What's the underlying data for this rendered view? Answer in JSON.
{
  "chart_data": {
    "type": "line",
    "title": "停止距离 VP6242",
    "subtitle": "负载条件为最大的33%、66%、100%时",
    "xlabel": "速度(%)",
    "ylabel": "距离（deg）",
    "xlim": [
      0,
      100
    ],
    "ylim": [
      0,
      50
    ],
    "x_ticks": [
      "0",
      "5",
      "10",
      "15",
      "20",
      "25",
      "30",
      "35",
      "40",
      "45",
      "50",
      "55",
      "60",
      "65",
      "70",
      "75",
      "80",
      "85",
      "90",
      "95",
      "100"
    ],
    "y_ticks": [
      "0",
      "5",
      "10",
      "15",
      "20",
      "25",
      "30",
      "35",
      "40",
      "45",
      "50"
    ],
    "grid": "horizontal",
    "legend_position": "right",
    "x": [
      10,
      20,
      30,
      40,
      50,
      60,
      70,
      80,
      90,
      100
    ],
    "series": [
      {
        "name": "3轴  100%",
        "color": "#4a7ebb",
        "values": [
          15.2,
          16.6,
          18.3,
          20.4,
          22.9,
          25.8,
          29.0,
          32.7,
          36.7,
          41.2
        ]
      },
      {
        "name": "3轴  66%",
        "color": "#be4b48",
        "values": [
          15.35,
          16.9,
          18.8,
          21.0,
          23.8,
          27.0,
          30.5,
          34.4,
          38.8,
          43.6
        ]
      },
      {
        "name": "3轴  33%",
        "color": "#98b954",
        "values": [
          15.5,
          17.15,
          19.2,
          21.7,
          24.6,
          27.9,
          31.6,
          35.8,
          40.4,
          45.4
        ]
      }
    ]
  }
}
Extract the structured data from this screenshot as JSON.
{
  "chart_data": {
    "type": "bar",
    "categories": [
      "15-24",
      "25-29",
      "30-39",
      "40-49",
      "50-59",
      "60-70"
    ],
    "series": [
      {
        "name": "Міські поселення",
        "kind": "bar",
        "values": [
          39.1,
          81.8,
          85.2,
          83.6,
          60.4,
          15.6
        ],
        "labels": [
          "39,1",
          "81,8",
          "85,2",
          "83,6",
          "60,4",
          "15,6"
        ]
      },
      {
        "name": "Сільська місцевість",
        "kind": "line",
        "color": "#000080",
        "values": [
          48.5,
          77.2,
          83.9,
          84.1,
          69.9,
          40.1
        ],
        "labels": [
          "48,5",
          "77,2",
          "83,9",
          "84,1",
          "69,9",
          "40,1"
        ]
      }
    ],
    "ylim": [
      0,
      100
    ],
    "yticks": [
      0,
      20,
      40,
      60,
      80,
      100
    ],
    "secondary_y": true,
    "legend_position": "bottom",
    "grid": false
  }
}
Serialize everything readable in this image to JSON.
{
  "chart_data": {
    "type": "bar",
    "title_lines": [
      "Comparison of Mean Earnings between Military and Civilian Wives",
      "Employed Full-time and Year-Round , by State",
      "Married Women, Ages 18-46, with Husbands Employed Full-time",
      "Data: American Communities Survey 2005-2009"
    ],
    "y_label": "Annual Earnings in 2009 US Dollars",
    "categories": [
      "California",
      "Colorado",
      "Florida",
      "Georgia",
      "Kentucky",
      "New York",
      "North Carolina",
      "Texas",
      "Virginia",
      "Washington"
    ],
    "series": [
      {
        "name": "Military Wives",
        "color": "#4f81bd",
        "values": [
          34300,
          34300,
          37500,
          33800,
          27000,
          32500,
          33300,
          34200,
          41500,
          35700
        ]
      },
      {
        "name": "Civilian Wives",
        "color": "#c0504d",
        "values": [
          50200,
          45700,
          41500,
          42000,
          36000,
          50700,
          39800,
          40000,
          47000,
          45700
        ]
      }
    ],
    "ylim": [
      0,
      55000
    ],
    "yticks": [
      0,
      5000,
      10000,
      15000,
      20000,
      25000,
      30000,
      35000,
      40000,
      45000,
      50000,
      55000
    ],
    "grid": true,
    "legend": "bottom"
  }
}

Exercise details – Retype the listing exactly, in full.

Solved problem –
What's the underlying data for this rendered view? Answer in JSON.
{
  "chart_data": {
    "type": "line",
    "title": "停止距离 VP6242",
    "subtitle": "负载条件为最大的33%、66%、100%时",
    "xlabel": "速度(%)",
    "ylabel": "距离（deg）",
    "xlim": [
      0,
      100
    ],
    "ylim": [
      0,
      50
    ],
    "x_ticks": [
      "0",
      "5",
      "10",
      "15",
      "20",
      "25",
      "30",
      "35",
      "40",
      "45",
      "50",
      "55",
      "60",
      "65",
      "70",
      "75",
      "80",
      "85",
      "90",
      "95",
      "100"
    ],
    "y_ticks": [
      "0",
      "5",
      "10",
      "15",
      "20",
      "25",
      "30",
      "35",
      "40",
      "45",
      "50"
    ],
    "grid": "horizontal",
    "legend_position": "right",
    "x": [
      10,
      20,
      30,
      40,
      50,
      60,
      70,
      80,
      90,
      100
    ],
    "series": [
      {
        "name": "3轴  100%",
        "color": "#4a7ebb",
        "values": [
          15.2,
          16.6,
          18.3,
          20.4,
          22.9,
          25.8,
          29.0,
          32.7,
          36.7,
          41.2
        ]
      },
      {
        "name": "3轴  66%",
        "color": "#be4b48",
        "values": [
          15.35,
          16.9,
          18.8,
          21.0,
          23.8,
          27.0,
          30.5,
          34.4,
          38.8,
          43.6
        ]
      },
      {
        "name": "3轴  33%",
        "color": "#98b954",
        "values": [
          15.5,
          17.15,
          19.2,
          21.7,
          24.6,
          27.9,
          31.6,
          35.8,
          40.4,
          45.4
        ]
      }
    ]
  }
}
Extract the structured data from this screenshot as JSON.
{
  "chart_data": {
    "type": "bar",
    "categories": [
      "15-24",
      "25-29",
      "30-39",
      "40-49",
      "50-59",
      "60-70"
    ],
    "series": [
      {
        "name": "Міські поселення",
        "kind": "bar",
        "values": [
          39.1,
          81.8,
          85.2,
          83.6,
          60.4,
          15.6
        ],
        "labels": [
          "39,1",
          "81,8",
          "85,2",
          "83,6",
          "60,4",
          "15,6"
        ]
      },
      {
        "name": "Сільська місцевість",
        "kind": "line",
        "color": "#000080",
        "values": [
          48.5,
          77.2,
          83.9,
          84.1,
          69.9,
          40.1
        ],
        "labels": [
          "48,5",
          "77,2",
          "83,9",
          "84,1",
          "69,9",
          "40,1"
        ]
      }
    ],
    "ylim": [
      0,
      100
    ],
    "yticks": [
      0,
      20,
      40,
      60,
      80,
      100
    ],
    "secondary_y": true,
    "legend_position": "bottom",
    "grid": false
  }
}
Serialize everything readable in this image to JSON.
{
  "chart_data": {
    "type": "bar",
    "title_lines": [
      "Comparison of Mean Earnings between Military and Civilian Wives",
      "Employed Full-time and Year-Round , by State",
      "Married Women, Ages 18-46, with Husbands Employed Full-time",
      "Data: American Communities Survey 2005-2009"
    ],
    "y_label": "Annual Earnings in 2009 US Dollars",
    "categories": [
      "California",
      "Colorado",
      "Florida",
      "Georgia",
      "Kentucky",
      "New York",
      "North Carolina",
      "Texas",
      "Virginia",
      "Washington"
    ],
    "series": [
      {
        "name": "Military Wives",
        "color": "#4f81bd",
        "values": [
          34300,
          34300,
          37500,
          33800,
          27000,
          32500,
          33300,
          34200,
          41500,
          35700
        ]
      },
      {
        "name": "Civilian Wives",
        "color": "#c0504d",
        "values": [
          50200,
          45700,
          41500,
          42000,
          36000,
          50700,
          39800,
          40000,
          47000,
          45700
        ]
      }
    ],
    "ylim": [
      0,
      55000
    ],
    "yticks": [
      0,
      5000,
      10000,
      15000,
      20000,
      25000,
      30000,
      35000,
      40000,
      45000,
      50000,
      55000
    ],
    "grid": true,
    "legend": "bottom"
  }
}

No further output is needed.